◆ **Information given**:
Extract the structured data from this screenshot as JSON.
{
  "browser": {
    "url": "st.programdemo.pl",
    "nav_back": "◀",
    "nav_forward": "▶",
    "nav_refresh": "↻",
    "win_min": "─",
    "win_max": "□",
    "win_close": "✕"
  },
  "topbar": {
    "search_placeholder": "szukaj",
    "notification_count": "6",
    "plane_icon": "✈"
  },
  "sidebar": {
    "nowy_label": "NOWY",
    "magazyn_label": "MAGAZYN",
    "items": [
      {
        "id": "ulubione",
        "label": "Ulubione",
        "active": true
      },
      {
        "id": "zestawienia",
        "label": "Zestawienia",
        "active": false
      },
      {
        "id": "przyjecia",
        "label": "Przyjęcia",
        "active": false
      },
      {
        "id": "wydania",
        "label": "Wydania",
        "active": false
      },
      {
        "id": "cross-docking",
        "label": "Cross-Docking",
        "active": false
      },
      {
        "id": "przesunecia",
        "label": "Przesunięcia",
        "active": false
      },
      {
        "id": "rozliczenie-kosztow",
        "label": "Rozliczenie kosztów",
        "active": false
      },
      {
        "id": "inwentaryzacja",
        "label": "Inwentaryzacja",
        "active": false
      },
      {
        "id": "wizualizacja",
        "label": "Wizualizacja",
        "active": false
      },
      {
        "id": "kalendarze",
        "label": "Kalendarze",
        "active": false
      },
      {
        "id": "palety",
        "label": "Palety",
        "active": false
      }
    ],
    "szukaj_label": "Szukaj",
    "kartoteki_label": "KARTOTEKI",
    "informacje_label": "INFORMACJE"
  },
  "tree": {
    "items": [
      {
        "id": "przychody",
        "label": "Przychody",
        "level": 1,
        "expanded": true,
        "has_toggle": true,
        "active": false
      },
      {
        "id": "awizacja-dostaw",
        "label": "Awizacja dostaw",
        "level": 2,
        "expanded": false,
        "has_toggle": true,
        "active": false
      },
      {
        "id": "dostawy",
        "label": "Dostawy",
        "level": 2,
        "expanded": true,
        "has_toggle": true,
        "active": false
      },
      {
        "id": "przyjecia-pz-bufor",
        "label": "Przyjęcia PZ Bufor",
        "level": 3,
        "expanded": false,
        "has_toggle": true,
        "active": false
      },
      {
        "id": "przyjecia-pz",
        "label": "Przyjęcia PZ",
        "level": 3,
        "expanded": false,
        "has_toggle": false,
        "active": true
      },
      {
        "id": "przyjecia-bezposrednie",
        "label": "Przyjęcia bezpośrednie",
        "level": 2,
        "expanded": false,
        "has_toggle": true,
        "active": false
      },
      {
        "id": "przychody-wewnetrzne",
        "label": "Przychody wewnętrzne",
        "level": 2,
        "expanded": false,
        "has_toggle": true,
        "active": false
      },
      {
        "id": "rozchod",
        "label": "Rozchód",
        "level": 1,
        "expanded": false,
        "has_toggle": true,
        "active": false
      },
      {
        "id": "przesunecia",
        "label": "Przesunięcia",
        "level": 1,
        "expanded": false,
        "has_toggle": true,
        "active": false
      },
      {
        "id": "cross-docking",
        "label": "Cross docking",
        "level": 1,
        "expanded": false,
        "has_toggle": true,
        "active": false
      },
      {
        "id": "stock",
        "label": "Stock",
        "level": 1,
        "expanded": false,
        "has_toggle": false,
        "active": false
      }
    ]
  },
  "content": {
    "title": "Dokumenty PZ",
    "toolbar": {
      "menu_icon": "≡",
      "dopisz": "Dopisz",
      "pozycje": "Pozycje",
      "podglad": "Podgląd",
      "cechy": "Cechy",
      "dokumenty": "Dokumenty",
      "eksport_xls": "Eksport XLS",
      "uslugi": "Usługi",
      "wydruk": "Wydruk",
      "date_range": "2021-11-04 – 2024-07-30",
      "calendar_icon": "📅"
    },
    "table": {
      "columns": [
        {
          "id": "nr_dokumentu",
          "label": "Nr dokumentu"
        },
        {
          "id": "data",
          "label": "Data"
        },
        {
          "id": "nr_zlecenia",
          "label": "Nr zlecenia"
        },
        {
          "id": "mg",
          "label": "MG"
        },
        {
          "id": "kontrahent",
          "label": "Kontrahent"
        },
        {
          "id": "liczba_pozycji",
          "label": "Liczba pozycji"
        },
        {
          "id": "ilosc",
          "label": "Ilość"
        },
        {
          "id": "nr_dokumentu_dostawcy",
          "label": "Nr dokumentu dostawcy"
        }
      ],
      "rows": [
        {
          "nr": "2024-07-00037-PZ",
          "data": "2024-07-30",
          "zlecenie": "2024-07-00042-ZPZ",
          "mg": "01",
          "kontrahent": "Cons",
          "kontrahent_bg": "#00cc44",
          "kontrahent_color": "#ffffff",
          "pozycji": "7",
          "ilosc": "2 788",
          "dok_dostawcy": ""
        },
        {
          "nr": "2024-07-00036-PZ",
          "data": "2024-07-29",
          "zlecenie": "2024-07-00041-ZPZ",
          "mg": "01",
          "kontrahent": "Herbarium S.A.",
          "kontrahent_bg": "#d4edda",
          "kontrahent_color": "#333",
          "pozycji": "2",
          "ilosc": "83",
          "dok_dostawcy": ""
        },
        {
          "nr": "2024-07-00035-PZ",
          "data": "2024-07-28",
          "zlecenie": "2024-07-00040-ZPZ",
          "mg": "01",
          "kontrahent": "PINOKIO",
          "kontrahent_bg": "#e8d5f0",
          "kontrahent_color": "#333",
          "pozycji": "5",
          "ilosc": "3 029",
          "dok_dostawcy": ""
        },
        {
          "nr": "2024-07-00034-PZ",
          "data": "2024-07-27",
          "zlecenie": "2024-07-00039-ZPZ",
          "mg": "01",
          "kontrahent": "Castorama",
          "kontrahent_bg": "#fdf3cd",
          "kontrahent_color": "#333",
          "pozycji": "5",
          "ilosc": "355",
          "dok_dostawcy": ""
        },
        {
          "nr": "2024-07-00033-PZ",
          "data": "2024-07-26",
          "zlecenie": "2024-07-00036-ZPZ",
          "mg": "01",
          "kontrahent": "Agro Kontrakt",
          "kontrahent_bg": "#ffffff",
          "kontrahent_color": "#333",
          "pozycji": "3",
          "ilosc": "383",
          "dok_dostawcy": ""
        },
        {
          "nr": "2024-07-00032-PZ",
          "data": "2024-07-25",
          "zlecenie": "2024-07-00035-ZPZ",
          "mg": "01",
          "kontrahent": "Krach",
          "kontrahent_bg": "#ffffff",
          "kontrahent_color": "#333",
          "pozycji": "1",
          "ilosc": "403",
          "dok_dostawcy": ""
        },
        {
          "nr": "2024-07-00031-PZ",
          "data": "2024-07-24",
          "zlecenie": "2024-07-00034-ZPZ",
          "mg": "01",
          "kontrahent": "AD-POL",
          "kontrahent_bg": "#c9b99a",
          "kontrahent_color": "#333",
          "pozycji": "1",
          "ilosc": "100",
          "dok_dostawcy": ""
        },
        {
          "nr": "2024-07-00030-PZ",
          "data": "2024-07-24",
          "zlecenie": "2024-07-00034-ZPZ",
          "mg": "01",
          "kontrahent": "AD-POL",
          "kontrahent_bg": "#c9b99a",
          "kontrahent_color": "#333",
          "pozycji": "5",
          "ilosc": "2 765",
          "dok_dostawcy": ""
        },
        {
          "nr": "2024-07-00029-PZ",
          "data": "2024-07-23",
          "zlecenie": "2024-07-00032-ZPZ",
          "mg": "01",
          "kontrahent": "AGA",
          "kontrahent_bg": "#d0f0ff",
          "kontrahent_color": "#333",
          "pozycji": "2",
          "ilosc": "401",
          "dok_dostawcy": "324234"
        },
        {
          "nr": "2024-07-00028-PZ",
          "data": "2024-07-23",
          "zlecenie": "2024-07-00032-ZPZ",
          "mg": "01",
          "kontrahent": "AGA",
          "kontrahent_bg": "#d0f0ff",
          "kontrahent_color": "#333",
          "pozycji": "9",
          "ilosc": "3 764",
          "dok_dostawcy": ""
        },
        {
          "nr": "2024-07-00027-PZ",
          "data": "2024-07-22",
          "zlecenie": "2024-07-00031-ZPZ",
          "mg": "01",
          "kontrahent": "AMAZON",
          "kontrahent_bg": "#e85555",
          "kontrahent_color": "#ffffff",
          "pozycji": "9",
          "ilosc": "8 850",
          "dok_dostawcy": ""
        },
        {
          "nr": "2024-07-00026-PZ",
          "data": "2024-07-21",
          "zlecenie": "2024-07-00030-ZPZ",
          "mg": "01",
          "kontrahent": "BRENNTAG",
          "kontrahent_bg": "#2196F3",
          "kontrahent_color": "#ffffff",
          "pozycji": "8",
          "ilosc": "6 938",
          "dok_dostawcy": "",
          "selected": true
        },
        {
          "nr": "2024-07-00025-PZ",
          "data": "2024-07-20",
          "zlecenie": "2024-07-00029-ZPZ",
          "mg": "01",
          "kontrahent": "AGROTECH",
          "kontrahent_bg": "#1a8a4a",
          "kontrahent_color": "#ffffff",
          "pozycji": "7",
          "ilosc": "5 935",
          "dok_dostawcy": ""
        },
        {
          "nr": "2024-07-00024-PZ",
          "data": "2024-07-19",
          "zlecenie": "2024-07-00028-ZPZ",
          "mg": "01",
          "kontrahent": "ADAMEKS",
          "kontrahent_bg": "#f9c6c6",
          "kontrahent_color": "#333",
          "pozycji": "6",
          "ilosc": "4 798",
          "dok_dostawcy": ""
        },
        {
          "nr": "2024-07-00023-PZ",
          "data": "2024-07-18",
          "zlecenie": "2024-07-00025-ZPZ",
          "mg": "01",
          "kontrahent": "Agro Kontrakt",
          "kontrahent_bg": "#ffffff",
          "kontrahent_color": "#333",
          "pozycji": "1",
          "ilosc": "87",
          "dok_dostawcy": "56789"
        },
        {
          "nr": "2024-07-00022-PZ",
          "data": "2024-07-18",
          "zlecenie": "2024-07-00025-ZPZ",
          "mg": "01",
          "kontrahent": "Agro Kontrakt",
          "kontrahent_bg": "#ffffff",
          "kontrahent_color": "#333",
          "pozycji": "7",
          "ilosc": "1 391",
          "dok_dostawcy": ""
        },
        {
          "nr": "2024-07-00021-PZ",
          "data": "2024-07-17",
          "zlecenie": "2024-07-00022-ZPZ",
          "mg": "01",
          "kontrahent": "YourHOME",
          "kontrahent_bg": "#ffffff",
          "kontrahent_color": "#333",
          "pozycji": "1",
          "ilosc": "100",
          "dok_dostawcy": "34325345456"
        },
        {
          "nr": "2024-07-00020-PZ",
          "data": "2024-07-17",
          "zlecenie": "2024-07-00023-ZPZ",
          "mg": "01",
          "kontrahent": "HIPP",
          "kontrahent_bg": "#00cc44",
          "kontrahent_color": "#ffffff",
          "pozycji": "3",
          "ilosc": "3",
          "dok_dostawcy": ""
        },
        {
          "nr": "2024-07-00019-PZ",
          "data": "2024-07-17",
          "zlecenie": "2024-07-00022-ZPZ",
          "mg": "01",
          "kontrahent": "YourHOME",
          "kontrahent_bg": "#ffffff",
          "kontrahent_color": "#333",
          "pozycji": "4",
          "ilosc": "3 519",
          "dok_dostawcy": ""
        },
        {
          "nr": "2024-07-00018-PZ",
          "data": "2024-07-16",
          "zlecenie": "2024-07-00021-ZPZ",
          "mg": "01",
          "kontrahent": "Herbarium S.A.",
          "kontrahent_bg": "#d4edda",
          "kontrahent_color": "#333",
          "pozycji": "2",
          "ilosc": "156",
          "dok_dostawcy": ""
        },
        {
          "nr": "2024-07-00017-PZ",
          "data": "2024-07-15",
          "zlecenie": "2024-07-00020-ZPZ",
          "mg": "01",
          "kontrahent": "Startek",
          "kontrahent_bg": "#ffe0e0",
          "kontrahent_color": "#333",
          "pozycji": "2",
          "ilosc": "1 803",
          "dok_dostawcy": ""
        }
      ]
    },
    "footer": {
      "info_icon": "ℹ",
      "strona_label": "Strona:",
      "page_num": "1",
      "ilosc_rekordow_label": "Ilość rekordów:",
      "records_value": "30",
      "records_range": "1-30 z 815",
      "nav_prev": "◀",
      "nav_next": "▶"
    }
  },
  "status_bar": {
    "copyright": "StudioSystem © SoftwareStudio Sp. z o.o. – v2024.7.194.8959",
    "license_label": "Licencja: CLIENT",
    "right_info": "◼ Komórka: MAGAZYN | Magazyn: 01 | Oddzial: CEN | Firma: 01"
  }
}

◆ **Required task**: Find the lines containing "MAGAZYN" and list every one of them.

◆ **Response for this exercise**:
    "magazyn_label": "MAGAZYN",
    "right_info": "◼ Komórka: MAGAZYN | Magazyn: 01 | Oddzial: CEN | Firma: 01"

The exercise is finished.